## Exercise goal
Return the full listing exactly as it is written.

--- Supplied records ---

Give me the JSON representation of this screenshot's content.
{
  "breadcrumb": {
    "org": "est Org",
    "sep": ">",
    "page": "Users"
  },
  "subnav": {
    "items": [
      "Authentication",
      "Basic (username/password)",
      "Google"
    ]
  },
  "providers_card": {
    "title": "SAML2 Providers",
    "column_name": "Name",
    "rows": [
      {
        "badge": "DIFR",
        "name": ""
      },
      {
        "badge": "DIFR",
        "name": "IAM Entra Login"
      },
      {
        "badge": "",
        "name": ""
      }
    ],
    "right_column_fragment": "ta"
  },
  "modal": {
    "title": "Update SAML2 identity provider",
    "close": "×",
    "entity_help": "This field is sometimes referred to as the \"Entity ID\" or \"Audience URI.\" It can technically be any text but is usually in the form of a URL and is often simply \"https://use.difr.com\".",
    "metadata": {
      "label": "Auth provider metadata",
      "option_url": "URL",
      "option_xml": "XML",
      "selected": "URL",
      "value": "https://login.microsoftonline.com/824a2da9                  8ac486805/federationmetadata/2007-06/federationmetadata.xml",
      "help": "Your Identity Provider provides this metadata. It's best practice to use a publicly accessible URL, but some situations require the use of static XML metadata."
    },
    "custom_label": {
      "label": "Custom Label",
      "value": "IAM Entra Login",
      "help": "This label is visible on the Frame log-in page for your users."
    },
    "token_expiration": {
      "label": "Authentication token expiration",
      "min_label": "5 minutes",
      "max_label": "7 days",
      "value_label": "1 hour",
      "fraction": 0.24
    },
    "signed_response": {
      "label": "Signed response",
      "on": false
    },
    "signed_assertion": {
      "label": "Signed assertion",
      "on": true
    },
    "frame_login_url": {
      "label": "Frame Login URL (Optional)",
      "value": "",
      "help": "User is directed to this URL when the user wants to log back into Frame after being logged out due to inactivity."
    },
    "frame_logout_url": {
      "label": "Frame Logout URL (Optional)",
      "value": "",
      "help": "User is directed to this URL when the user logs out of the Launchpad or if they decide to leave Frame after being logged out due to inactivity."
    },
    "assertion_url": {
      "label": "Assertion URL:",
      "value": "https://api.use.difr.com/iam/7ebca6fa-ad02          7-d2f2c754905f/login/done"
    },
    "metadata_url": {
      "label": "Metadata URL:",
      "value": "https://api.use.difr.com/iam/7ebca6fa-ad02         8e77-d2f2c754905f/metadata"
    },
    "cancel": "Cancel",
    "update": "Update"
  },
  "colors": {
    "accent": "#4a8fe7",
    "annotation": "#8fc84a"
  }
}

---

## Task answer
Give me the JSON representation of this screenshot's content.
{
  "breadcrumb": {
    "org": "est Org",
    "sep": ">",
    "page": "Users"
  },
  "subnav": {
    "items": [
      "Authentication",
      "Basic (username/password)",
      "Google"
    ]
  },
  "providers_card": {
    "title": "SAML2 Providers",
    "column_name": "Name",
    "rows": [
      {
        "badge": "DIFR",
        "name": ""
      },
      {
        "badge": "DIFR",
        "name": "IAM Entra Login"
      },
      {
        "badge": "",
        "name": ""
      }
    ],
    "right_column_fragment": "ta"
  },
  "modal": {
    "title": "Update SAML2 identity provider",
    "close": "×",
    "entity_help": "This field is sometimes referred to as the \"Entity ID\" or \"Audience URI.\" It can technically be any text but is usually in the form of a URL and is often simply \"https://use.difr.com\".",
    "metadata": {
      "label": "Auth provider metadata",
      "option_url": "URL",
      "option_xml": "XML",
      "selected": "URL",
      "value": "https://login.microsoftonline.com/824a2da9                  8ac486805/federationmetadata/2007-06/federationmetadata.xml",
      "help": "Your Identity Provider provides this metadata. It's best practice to use a publicly accessible URL, but some situations require the use of static XML metadata."
    },
    "custom_label": {
      "label": "Custom Label",
      "value": "IAM Entra Login",
      "help": "This label is visible on the Frame log-in page for your users."
    },
    "token_expiration": {
      "label": "Authentication token expiration",
      "min_label": "5 minutes",
      "max_label": "7 days",
      "value_label": "1 hour",
      "fraction": 0.24
    },
    "signed_response": {
      "label": "Signed response",
      "on": false
    },
    "signed_assertion": {
      "label": "Signed assertion",
      "on": true
    },
    "frame_login_url": {
      "label": "Frame Login URL (Optional)",
      "value": "",
      "help": "User is directed to this URL when the user wants to log back into Frame after being logged out due to inactivity."
    },
    "frame_logout_url": {
      "label": "Frame Logout URL (Optional)",
      "value": "",
      "help": "User is directed to this URL when the user logs out of the Launchpad or if they decide to leave Frame after being logged out due to inactivity."
    },
    "assertion_url": {
      "label": "Assertion URL:",
      "value": "https://api.use.difr.com/iam/7ebca6fa-ad02          7-d2f2c754905f/login/done"
    },
    "metadata_url": {
      "label": "Metadata URL:",
      "value": "https://api.use.difr.com/iam/7ebca6fa-ad02         8e77-d2f2c754905f/metadata"
    },
    "cancel": "Cancel",
    "update": "Update"
  },
  "colors": {
    "accent": "#4a8fe7",
    "annotation": "#8fc84a"
  }
}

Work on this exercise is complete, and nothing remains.